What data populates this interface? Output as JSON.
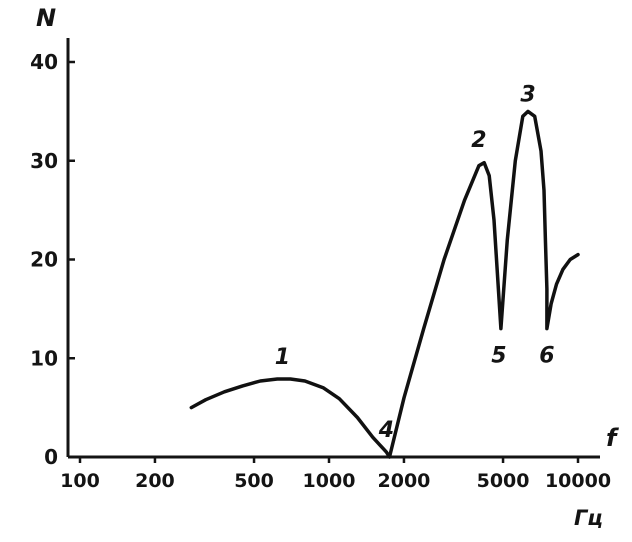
{
  "chart_data": {
    "type": "line",
    "ylabel": "N",
    "xlabel": "f",
    "x_unit": "Гц",
    "x_scale": "log",
    "xlim": [
      100,
      13000
    ],
    "ylim": [
      0,
      44
    ],
    "grid": false,
    "x_ticks": [
      100,
      200,
      500,
      1000,
      2000,
      5000,
      10000
    ],
    "x_tick_labels": [
      "100",
      "200",
      "500",
      "1000",
      "2000",
      "5000",
      "10000"
    ],
    "y_ticks": [
      0,
      10,
      20,
      30,
      40
    ],
    "y_tick_labels": [
      "0",
      "10",
      "20",
      "30",
      "40"
    ],
    "series": [
      {
        "x": [
          280,
          320,
          380,
          450,
          530,
          620,
          700,
          800,
          950,
          1100,
          1300,
          1500,
          1700,
          1750,
          2000,
          2400,
          2900,
          3500,
          4000,
          4200,
          4400,
          4600,
          4900,
          5200,
          5600,
          6000,
          6300,
          6700,
          7100,
          7300,
          7400,
          7500,
          7500,
          7800,
          8200,
          8700,
          9300,
          10000
        ],
        "y": [
          5,
          5.8,
          6.6,
          7.2,
          7.7,
          7.9,
          7.9,
          7.7,
          7.0,
          5.9,
          4.0,
          2.0,
          0.5,
          0,
          6,
          13,
          20,
          26,
          29.5,
          29.8,
          28.5,
          24,
          13,
          22,
          30,
          34.5,
          35,
          34.5,
          31,
          27,
          22,
          17,
          13,
          15.5,
          17.5,
          19,
          20,
          20.5
        ]
      }
    ],
    "annotations": [
      {
        "text": "1",
        "x": 650,
        "y": 8
      },
      {
        "text": "2",
        "x": 4000,
        "y": 30
      },
      {
        "text": "3",
        "x": 6300,
        "y": 35
      },
      {
        "text": "4",
        "x": 1700,
        "y": 0
      },
      {
        "text": "5",
        "x": 4900,
        "y": 13
      },
      {
        "text": "6",
        "x": 7500,
        "y": 13
      }
    ]
  }
}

-------

■ **Exercise objective**
Go through the entries above and output them exactly, without pictures.

■ **Reply to the exercise**
What data populates this interface? Output as JSON.
{
  "chart_data": {
    "type": "line",
    "ylabel": "N",
    "xlabel": "f",
    "x_unit": "Гц",
    "x_scale": "log",
    "xlim": [
      100,
      13000
    ],
    "ylim": [
      0,
      44
    ],
    "grid": false,
    "x_ticks": [
      100,
      200,
      500,
      1000,
      2000,
      5000,
      10000
    ],
    "x_tick_labels": [
      "100",
      "200",
      "500",
      "1000",
      "2000",
      "5000",
      "10000"
    ],
    "y_ticks": [
      0,
      10,
      20,
      30,
      40
    ],
    "y_tick_labels": [
      "0",
      "10",
      "20",
      "30",
      "40"
    ],
    "series": [
      {
        "x": [
          280,
          320,
          380,
          450,
          530,
          620,
          700,
          800,
          950,
          1100,
          1300,
          1500,
          1700,
          1750,
          2000,
          2400,
          2900,
          3500,
          4000,
          4200,
          4400,
          4600,
          4900,
          5200,
          5600,
          6000,
          6300,
          6700,
          7100,
          7300,
          7400,
          7500,
          7500,
          7800,
          8200,
          8700,
          9300,
          10000
        ],
        "y": [
          5,
          5.8,
          6.6,
          7.2,
          7.7,
          7.9,
          7.9,
          7.7,
          7.0,
          5.9,
          4.0,
          2.0,
          0.5,
          0,
          6,
          13,
          20,
          26,
          29.5,
          29.8,
          28.5,
          24,
          13,
          22,
          30,
          34.5,
          35,
          34.5,
          31,
          27,
          22,
          17,
          13,
          15.5,
          17.5,
          19,
          20,
          20.5
        ]
      }
    ],
    "annotations": [
      {
        "text": "1",
        "x": 650,
        "y": 8
      },
      {
        "text": "2",
        "x": 4000,
        "y": 30
      },
      {
        "text": "3",
        "x": 6300,
        "y": 35
      },
      {
        "text": "4",
        "x": 1700,
        "y": 0
      },
      {
        "text": "5",
        "x": 4900,
        "y": 13
      },
      {
        "text": "6",
        "x": 7500,
        "y": 13
      }
    ]
  }
}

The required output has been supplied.